===== DATA FOR THIS TASK
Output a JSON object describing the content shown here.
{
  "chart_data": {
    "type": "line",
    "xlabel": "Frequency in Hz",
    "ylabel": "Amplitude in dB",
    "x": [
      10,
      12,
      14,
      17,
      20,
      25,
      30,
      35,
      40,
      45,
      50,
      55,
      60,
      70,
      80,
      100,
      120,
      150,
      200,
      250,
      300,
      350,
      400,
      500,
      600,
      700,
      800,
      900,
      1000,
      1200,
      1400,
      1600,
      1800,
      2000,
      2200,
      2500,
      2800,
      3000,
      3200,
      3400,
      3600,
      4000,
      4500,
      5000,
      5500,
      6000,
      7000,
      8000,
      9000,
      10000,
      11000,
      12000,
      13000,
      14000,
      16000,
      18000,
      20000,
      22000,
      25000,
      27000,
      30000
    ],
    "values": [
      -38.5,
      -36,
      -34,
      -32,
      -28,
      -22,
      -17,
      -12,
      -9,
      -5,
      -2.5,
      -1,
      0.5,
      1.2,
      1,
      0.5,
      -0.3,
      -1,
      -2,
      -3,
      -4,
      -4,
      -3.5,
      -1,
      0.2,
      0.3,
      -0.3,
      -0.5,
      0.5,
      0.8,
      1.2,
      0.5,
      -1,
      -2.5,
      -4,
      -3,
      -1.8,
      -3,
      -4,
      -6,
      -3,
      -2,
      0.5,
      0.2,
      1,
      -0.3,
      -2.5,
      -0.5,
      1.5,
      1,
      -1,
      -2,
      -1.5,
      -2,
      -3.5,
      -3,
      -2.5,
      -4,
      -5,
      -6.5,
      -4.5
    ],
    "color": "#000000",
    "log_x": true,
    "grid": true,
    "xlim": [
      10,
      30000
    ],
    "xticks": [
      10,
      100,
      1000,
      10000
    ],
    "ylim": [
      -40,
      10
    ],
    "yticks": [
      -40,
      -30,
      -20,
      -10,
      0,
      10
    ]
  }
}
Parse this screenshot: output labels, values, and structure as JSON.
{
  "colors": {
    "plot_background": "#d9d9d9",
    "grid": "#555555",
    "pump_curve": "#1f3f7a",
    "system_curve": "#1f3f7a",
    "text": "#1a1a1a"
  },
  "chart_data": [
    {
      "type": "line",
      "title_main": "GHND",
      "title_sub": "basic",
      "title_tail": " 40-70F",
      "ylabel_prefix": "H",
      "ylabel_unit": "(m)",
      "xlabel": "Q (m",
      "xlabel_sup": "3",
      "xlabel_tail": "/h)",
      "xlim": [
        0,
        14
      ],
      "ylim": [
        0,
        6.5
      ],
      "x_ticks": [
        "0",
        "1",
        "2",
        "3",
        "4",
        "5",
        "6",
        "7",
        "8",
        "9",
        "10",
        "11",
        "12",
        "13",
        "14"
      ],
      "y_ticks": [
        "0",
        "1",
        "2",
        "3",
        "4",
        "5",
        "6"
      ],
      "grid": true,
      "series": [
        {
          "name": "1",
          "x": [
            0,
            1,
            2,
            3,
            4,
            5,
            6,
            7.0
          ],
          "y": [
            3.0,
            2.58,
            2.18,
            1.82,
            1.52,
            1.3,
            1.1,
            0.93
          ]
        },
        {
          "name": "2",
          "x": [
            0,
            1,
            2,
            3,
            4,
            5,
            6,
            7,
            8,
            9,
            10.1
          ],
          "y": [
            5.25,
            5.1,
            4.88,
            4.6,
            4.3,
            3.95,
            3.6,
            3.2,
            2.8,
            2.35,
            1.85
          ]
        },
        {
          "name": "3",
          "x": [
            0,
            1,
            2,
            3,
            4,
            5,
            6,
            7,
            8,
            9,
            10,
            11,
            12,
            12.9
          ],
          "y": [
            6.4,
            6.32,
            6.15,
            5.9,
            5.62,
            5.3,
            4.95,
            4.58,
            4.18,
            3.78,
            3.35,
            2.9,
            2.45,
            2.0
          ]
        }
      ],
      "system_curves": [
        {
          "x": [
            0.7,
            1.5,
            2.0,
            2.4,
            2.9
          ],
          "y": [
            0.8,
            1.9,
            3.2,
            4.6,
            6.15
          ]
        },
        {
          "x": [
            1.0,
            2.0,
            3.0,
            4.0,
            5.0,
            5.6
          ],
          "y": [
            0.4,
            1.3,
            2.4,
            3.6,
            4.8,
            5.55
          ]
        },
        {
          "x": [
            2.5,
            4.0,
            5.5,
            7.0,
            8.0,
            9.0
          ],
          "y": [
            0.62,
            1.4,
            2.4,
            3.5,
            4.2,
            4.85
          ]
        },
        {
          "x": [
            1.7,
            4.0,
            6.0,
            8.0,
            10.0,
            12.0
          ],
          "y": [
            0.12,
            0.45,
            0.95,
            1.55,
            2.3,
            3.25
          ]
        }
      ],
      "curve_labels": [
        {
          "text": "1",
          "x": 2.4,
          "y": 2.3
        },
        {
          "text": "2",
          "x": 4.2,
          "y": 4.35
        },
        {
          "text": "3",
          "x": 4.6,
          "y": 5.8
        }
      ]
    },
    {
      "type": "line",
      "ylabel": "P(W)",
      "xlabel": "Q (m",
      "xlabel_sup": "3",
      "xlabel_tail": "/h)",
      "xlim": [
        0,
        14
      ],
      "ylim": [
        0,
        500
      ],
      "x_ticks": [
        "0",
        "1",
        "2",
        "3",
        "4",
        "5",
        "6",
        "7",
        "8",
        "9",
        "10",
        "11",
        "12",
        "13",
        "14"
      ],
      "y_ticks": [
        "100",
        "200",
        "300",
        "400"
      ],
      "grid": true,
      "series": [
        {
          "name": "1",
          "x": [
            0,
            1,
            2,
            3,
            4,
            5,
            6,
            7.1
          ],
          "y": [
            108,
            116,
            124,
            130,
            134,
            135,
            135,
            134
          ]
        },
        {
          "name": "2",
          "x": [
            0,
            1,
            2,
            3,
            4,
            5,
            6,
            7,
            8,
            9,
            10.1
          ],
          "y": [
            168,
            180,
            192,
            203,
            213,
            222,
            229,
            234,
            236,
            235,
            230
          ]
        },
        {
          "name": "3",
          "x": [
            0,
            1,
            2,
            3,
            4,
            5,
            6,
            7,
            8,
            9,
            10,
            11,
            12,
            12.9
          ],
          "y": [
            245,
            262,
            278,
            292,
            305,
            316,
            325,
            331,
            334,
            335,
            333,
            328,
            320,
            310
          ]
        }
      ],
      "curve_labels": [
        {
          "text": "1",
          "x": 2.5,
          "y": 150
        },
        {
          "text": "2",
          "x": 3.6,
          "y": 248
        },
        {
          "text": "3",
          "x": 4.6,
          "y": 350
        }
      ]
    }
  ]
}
==========
YOUR GOAL
Type out all of the material again, word for word.

EXERCISE ANSWER
Output a JSON object describing the content shown here.
{
  "chart_data": {
    "type": "line",
    "xlabel": "Frequency in Hz",
    "ylabel": "Amplitude in dB",
    "x": [
      10,
      12,
      14,
      17,
      20,
      25,
      30,
      35,
      40,
      45,
      50,
      55,
      60,
      70,
      80,
      100,
      120,
      150,
      200,
      250,
      300,
      350,
      400,
      500,
      600,
      700,
      800,
      900,
      1000,
      1200,
      1400,
      1600,
      1800,
      2000,
      2200,
      2500,
      2800,
      3000,
      3200,
      3400,
      3600,
      4000,
      4500,
      5000,
      5500,
      6000,
      7000,
      8000,
      9000,
      10000,
      11000,
      12000,
      13000,
      14000,
      16000,
      18000,
      20000,
      22000,
      25000,
      27000,
      30000
    ],
    "values": [
      -38.5,
      -36,
      -34,
      -32,
      -28,
      -22,
      -17,
      -12,
      -9,
      -5,
      -2.5,
      -1,
      0.5,
      1.2,
      1,
      0.5,
      -0.3,
      -1,
      -2,
      -3,
      -4,
      -4,
      -3.5,
      -1,
      0.2,
      0.3,
      -0.3,
      -0.5,
      0.5,
      0.8,
      1.2,
      0.5,
      -1,
      -2.5,
      -4,
      -3,
      -1.8,
      -3,
      -4,
      -6,
      -3,
      -2,
      0.5,
      0.2,
      1,
      -0.3,
      -2.5,
      -0.5,
      1.5,
      1,
      -1,
      -2,
      -1.5,
      -2,
      -3.5,
      -3,
      -2.5,
      -4,
      -5,
      -6.5,
      -4.5
    ],
    "color": "#000000",
    "log_x": true,
    "grid": true,
    "xlim": [
      10,
      30000
    ],
    "xticks": [
      10,
      100,
      1000,
      10000
    ],
    "ylim": [
      -40,
      10
    ],
    "yticks": [
      -40,
      -30,
      -20,
      -10,
      0,
      10
    ]
  }
}
Parse this screenshot: output labels, values, and structure as JSON.
{
  "colors": {
    "plot_background": "#d9d9d9",
    "grid": "#555555",
    "pump_curve": "#1f3f7a",
    "system_curve": "#1f3f7a",
    "text": "#1a1a1a"
  },
  "chart_data": [
    {
      "type": "line",
      "title_main": "GHND",
      "title_sub": "basic",
      "title_tail": " 40-70F",
      "ylabel_prefix": "H",
      "ylabel_unit": "(m)",
      "xlabel": "Q (m",
      "xlabel_sup": "3",
      "xlabel_tail": "/h)",
      "xlim": [
        0,
        14
      ],
      "ylim": [
        0,
        6.5
      ],
      "x_ticks": [
        "0",
        "1",
        "2",
        "3",
        "4",
        "5",
        "6",
        "7",
        "8",
        "9",
        "10",
        "11",
        "12",
        "13",
        "14"
      ],
      "y_ticks": [
        "0",
        "1",
        "2",
        "3",
        "4",
        "5",
        "6"
      ],
      "grid": true,
      "series": [
        {
          "name": "1",
          "x": [
            0,
            1,
            2,
            3,
            4,
            5,
            6,
            7.0
          ],
          "y": [
            3.0,
            2.58,
            2.18,
            1.82,
            1.52,
            1.3,
            1.1,
            0.93
          ]
        },
        {
          "name": "2",
          "x": [
            0,
            1,
            2,
            3,
            4,
            5,
            6,
            7,
            8,
            9,
            10.1
          ],
          "y": [
            5.25,
            5.1,
            4.88,
            4.6,
            4.3,
            3.95,
            3.6,
            3.2,
            2.8,
            2.35,
            1.85
          ]
        },
        {
          "name": "3",
          "x": [
            0,
            1,
            2,
            3,
            4,
            5,
            6,
            7,
            8,
            9,
            10,
            11,
            12,
            12.9
          ],
          "y": [
            6.4,
            6.32,
            6.15,
            5.9,
            5.62,
            5.3,
            4.95,
            4.58,
            4.18,
            3.78,
            3.35,
            2.9,
            2.45,
            2.0
          ]
        }
      ],
      "system_curves": [
        {
          "x": [
            0.7,
            1.5,
            2.0,
            2.4,
            2.9
          ],
          "y": [
            0.8,
            1.9,
            3.2,
            4.6,
            6.15
          ]
        },
        {
          "x": [
            1.0,
            2.0,
            3.0,
            4.0,
            5.0,
            5.6
          ],
          "y": [
            0.4,
            1.3,
            2.4,
            3.6,
            4.8,
            5.55
          ]
        },
        {
          "x": [
            2.5,
            4.0,
            5.5,
            7.0,
            8.0,
            9.0
          ],
          "y": [
            0.62,
            1.4,
            2.4,
            3.5,
            4.2,
            4.85
          ]
        },
        {
          "x": [
            1.7,
            4.0,
            6.0,
            8.0,
            10.0,
            12.0
          ],
          "y": [
            0.12,
            0.45,
            0.95,
            1.55,
            2.3,
            3.25
          ]
        }
      ],
      "curve_labels": [
        {
          "text": "1",
          "x": 2.4,
          "y": 2.3
        },
        {
          "text": "2",
          "x": 4.2,
          "y": 4.35
        },
        {
          "text": "3",
          "x": 4.6,
          "y": 5.8
        }
      ]
    },
    {
      "type": "line",
      "ylabel": "P(W)",
      "xlabel": "Q (m",
      "xlabel_sup": "3",
      "xlabel_tail": "/h)",
      "xlim": [
        0,
        14
      ],
      "ylim": [
        0,
        500
      ],
      "x_ticks": [
        "0",
        "1",
        "2",
        "3",
        "4",
        "5",
        "6",
        "7",
        "8",
        "9",
        "10",
        "11",
        "12",
        "13",
        "14"
      ],
      "y_ticks": [
        "100",
        "200",
        "300",
        "400"
      ],
      "grid": true,
      "series": [
        {
          "name": "1",
          "x": [
            0,
            1,
            2,
            3,
            4,
            5,
            6,
            7.1
          ],
          "y": [
            108,
            116,
            124,
            130,
            134,
            135,
            135,
            134
          ]
        },
        {
          "name": "2",
          "x": [
            0,
            1,
            2,
            3,
            4,
            5,
            6,
            7,
            8,
            9,
            10.1
          ],
          "y": [
            168,
            180,
            192,
            203,
            213,
            222,
            229,
            234,
            236,
            235,
            230
          ]
        },
        {
          "name": "3",
          "x": [
            0,
            1,
            2,
            3,
            4,
            5,
            6,
            7,
            8,
            9,
            10,
            11,
            12,
            12.9
          ],
          "y": [
            245,
            262,
            278,
            292,
            305,
            316,
            325,
            331,
            334,
            335,
            333,
            328,
            320,
            310
          ]
        }
      ],
      "curve_labels": [
        {
          "text": "1",
          "x": 2.5,
          "y": 150
        },
        {
          "text": "2",
          "x": 3.6,
          "y": 248
        },
        {
          "text": "3",
          "x": 4.6,
          "y": 350
        }
      ]
    }
  ]
}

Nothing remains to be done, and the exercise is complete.